TASK INSTRUCTIONS: Show every line containing "Bibliografía" by copying it.

**** DATASET EXCERPTS ****

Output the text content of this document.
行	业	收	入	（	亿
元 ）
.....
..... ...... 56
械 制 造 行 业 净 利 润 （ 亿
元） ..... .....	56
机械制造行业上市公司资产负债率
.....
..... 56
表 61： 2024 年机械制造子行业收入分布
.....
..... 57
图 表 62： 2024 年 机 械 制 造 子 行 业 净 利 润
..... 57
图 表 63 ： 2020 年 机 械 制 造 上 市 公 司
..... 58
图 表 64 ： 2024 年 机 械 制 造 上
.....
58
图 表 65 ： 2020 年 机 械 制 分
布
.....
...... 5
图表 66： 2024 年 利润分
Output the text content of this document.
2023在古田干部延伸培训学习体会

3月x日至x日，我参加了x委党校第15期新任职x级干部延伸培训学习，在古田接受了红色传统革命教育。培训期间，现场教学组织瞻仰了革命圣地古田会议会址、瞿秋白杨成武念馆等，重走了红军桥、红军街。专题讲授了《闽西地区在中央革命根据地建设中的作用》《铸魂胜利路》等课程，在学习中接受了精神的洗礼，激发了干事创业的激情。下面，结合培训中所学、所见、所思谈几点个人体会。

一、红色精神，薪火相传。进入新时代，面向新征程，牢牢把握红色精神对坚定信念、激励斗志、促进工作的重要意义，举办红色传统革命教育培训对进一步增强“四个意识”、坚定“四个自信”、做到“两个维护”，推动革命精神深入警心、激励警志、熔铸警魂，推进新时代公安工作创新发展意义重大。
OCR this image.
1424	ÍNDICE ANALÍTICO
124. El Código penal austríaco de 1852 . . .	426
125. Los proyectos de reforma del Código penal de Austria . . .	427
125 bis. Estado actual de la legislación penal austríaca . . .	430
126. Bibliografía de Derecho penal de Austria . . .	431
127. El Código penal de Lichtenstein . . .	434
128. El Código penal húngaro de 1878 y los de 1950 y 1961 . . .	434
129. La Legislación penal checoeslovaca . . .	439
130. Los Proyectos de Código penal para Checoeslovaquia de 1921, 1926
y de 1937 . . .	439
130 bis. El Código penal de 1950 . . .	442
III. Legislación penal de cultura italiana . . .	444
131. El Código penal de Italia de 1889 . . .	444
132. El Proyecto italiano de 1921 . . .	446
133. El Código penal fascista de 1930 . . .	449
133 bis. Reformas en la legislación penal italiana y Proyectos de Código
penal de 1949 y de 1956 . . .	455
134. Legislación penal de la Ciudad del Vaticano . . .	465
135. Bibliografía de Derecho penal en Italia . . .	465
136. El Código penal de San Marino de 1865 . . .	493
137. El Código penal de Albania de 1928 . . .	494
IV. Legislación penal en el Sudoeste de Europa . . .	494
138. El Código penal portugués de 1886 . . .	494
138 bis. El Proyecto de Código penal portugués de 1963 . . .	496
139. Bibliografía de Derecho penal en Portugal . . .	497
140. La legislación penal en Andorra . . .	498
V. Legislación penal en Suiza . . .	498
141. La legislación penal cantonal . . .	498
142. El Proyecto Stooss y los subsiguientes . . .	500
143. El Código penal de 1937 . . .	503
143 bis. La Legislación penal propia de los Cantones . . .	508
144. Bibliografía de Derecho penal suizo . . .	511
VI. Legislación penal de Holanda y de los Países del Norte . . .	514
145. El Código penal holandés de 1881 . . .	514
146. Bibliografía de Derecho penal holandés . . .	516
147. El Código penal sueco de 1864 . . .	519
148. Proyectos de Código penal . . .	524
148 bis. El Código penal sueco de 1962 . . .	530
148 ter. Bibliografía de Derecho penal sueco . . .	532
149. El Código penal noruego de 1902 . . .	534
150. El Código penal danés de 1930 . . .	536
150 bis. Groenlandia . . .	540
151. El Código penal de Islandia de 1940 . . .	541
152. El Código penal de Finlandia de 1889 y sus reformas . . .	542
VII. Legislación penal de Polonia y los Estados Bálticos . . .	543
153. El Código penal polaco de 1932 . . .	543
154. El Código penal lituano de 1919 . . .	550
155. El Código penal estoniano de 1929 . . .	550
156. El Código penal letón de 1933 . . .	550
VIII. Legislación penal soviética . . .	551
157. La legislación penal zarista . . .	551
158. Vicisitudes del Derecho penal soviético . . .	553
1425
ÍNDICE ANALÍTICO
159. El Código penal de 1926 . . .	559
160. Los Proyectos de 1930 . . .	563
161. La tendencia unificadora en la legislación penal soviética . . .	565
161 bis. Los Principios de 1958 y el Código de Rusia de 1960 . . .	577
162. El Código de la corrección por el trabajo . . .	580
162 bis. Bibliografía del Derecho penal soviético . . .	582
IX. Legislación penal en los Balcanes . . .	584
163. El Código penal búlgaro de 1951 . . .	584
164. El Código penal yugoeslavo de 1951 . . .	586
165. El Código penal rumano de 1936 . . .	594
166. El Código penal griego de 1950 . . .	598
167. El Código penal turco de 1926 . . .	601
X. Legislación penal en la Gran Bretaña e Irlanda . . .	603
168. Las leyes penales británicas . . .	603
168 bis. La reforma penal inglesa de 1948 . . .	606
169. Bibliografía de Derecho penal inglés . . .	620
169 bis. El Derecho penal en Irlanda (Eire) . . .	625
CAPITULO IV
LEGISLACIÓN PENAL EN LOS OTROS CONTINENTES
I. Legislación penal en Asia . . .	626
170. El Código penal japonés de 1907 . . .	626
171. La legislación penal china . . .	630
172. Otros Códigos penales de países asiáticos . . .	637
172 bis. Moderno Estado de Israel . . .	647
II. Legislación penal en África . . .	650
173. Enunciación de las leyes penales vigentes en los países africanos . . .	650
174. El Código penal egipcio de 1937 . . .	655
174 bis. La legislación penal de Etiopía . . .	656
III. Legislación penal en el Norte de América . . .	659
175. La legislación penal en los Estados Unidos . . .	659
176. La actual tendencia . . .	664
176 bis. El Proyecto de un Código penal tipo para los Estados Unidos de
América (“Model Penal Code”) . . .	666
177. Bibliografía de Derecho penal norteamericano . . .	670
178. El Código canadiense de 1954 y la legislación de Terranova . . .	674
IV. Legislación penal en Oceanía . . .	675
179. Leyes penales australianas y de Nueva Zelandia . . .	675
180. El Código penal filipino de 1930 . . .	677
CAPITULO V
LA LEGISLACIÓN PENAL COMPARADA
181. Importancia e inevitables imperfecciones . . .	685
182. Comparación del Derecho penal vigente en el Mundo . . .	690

****

PROBLEM SOLUTION:
126. Bibliografía de Derecho penal de Austria . . .	431
135. Bibliografía de Derecho penal en Italia . . .	465
139. Bibliografía de Derecho penal en Portugal . . .	497
144. Bibliografía de Derecho penal suizo . . .	511
146. Bibliografía de Derecho penal holandés . . .	516
148 ter. Bibliografía de Derecho penal sueco . . .	532
162 bis. Bibliografía del Derecho penal soviético . . .	582
169. Bibliografía de Derecho penal inglés . . .	620
177. Bibliografía de Derecho penal norteamericano . . .	670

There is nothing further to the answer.